# EXERCISE DETAILS
Copy every line in which the string "onder" occurs.

-- Begin --

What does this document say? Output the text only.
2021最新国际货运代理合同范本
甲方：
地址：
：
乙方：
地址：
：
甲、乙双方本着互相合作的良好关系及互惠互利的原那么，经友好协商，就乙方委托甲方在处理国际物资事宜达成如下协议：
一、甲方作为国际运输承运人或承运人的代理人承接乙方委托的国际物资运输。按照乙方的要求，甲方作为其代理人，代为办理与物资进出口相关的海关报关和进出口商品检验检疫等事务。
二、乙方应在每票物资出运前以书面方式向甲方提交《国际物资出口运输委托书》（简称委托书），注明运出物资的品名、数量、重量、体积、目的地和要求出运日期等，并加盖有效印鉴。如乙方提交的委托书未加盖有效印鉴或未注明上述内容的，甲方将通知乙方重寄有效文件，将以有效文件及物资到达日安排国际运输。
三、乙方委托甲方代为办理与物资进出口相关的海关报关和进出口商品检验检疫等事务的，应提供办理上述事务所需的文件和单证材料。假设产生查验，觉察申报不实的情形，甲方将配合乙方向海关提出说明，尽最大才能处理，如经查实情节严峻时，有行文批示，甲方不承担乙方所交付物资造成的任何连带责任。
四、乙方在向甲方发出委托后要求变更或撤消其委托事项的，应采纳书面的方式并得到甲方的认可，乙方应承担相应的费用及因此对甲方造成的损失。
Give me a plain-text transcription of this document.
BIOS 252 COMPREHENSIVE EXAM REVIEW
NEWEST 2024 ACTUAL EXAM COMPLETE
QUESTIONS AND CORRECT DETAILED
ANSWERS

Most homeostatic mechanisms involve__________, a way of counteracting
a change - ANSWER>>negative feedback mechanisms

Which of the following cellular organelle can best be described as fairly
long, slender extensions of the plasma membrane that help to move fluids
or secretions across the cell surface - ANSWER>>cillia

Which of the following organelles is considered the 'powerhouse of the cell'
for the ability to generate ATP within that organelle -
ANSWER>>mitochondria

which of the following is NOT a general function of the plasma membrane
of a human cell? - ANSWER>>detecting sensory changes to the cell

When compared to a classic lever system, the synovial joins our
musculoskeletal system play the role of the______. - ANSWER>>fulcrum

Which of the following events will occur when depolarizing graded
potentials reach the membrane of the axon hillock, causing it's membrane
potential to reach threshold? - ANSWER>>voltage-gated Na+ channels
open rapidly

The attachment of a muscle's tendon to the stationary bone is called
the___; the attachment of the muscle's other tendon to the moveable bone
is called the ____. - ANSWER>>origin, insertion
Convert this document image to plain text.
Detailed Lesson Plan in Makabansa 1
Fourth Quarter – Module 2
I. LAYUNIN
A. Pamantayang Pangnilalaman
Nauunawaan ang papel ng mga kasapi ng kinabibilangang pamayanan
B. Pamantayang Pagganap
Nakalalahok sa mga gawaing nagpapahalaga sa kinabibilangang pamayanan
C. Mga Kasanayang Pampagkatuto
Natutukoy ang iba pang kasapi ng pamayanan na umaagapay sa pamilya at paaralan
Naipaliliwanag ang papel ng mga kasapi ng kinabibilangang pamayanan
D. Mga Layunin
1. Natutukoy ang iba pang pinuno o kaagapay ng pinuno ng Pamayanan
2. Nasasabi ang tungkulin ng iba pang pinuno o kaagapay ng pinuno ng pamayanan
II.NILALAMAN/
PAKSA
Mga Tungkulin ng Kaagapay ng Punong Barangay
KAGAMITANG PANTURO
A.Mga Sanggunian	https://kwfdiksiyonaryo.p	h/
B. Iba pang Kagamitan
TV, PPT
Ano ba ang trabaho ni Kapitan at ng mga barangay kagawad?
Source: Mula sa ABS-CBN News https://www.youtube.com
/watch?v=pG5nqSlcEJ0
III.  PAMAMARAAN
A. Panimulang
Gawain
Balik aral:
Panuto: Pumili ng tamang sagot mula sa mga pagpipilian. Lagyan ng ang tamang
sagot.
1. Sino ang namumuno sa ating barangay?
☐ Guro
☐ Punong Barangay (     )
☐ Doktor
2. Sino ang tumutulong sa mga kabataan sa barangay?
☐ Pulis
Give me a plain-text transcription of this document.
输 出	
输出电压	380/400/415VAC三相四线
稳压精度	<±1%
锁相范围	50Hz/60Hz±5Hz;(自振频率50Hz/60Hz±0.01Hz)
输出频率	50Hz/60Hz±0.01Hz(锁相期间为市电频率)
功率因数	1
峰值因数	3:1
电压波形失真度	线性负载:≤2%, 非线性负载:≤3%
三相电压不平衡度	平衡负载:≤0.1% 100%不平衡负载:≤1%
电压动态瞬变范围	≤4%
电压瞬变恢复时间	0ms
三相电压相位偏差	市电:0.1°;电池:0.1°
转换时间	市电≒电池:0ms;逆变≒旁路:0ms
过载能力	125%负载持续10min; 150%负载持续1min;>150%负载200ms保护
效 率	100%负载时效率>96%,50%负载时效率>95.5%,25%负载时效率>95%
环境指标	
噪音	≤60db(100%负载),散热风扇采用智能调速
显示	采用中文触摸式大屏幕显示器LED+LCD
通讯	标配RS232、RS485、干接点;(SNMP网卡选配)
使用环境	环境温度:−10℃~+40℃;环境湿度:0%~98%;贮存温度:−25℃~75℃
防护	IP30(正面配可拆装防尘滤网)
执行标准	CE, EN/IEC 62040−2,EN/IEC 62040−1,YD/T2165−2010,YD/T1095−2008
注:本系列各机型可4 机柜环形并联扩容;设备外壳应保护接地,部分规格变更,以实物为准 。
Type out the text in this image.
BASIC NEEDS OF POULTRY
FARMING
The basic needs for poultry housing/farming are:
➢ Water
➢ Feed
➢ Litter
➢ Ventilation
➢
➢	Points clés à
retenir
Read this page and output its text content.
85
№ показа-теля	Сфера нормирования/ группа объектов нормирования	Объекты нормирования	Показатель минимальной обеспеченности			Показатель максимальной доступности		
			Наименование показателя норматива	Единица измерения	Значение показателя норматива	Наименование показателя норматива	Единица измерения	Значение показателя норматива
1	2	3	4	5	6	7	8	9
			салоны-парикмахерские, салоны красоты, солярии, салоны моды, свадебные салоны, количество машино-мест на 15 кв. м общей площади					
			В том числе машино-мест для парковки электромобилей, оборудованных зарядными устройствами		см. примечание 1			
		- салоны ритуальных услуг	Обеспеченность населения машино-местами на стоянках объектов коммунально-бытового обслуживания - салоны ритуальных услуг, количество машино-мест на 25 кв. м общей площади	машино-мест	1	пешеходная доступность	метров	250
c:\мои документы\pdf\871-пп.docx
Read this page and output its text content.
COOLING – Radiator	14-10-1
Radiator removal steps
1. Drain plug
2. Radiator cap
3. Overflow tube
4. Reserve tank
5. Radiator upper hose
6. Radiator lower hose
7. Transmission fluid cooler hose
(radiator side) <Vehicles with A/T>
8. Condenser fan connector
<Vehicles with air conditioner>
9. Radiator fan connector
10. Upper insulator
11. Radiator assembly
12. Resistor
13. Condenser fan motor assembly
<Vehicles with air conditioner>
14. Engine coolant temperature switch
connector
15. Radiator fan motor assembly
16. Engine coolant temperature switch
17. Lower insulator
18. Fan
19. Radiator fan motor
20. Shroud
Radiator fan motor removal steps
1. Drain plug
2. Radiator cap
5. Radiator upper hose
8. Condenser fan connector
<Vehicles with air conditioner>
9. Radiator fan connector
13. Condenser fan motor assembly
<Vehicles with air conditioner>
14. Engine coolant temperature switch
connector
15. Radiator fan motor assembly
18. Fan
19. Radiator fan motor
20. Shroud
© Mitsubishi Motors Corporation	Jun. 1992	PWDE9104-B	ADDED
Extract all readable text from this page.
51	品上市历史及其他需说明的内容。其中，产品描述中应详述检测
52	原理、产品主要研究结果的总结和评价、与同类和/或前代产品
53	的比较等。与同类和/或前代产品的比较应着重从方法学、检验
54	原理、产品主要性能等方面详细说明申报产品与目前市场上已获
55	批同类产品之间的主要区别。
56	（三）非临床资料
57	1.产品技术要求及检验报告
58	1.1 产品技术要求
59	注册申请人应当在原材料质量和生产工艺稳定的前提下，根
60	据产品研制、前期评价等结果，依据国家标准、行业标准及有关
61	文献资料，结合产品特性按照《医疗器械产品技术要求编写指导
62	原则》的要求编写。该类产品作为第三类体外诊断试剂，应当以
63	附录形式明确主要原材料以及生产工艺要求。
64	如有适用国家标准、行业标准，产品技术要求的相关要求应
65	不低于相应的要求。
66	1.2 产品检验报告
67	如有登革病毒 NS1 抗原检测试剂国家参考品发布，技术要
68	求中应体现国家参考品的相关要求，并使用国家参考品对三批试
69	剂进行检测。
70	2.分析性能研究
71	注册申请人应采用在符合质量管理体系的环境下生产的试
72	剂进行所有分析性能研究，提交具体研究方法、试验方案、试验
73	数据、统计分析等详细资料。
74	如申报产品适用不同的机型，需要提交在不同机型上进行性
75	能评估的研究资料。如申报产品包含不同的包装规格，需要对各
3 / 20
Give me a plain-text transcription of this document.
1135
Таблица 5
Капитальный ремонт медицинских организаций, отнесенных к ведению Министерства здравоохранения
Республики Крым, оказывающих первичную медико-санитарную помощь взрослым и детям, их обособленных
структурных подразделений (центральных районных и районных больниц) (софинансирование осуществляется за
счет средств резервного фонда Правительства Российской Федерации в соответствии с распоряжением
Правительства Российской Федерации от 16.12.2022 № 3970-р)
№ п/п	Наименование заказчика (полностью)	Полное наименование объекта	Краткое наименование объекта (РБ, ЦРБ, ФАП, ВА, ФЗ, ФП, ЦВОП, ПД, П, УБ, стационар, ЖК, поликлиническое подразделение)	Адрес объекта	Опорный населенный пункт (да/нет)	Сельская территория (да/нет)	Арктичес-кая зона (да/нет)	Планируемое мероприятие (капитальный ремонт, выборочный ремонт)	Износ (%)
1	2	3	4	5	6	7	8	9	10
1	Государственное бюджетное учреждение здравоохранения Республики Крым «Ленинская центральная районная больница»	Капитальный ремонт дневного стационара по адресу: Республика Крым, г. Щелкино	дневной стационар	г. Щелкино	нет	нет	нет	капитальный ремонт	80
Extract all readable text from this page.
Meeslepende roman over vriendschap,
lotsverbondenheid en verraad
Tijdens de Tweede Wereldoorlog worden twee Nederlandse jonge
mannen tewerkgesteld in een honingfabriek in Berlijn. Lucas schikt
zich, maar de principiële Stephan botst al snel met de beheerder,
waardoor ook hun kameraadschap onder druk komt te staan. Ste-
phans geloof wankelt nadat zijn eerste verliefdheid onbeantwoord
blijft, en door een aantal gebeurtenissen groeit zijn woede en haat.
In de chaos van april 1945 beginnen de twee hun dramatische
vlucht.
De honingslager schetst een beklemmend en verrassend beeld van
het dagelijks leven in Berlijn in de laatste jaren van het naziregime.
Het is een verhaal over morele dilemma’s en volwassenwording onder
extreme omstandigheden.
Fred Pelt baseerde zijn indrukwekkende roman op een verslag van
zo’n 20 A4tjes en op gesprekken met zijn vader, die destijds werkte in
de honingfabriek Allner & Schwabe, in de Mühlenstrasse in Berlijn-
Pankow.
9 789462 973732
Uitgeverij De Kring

-- End --

# WRITTEN ANSWER
waardoor ook hun kameraadschap onder druk komt te staan. Ste-
Het is een verhaal over morele dilemma’s en volwassenwording onder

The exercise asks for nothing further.